Data entries
>> START

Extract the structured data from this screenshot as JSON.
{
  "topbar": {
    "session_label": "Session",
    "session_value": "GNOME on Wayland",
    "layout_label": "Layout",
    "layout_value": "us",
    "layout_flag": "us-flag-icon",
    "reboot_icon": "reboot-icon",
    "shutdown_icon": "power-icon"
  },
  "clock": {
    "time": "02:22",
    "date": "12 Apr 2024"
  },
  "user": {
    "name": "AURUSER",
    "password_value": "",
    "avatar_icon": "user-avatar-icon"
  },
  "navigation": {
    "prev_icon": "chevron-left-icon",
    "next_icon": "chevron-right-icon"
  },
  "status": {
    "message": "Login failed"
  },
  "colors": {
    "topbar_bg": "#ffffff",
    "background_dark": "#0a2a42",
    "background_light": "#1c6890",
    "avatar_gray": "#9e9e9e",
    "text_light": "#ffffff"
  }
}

>> END

Reproduce each entry word for word.

Extract the structured data from this screenshot as JSON.
{
  "topbar": {
    "session_label": "Session",
    "session_value": "GNOME on Wayland",
    "layout_label": "Layout",
    "layout_value": "us",
    "layout_flag": "us-flag-icon",
    "reboot_icon": "reboot-icon",
    "shutdown_icon": "power-icon"
  },
  "clock": {
    "time": "02:22",
    "date": "12 Apr 2024"
  },
  "user": {
    "name": "AURUSER",
    "password_value": "",
    "avatar_icon": "user-avatar-icon"
  },
  "navigation": {
    "prev_icon": "chevron-left-icon",
    "next_icon": "chevron-right-icon"
  },
  "status": {
    "message": "Login failed"
  },
  "colors": {
    "topbar_bg": "#ffffff",
    "background_dark": "#0a2a42",
    "background_light": "#1c6890",
    "avatar_gray": "#9e9e9e",
    "text_light": "#ffffff"
  }
}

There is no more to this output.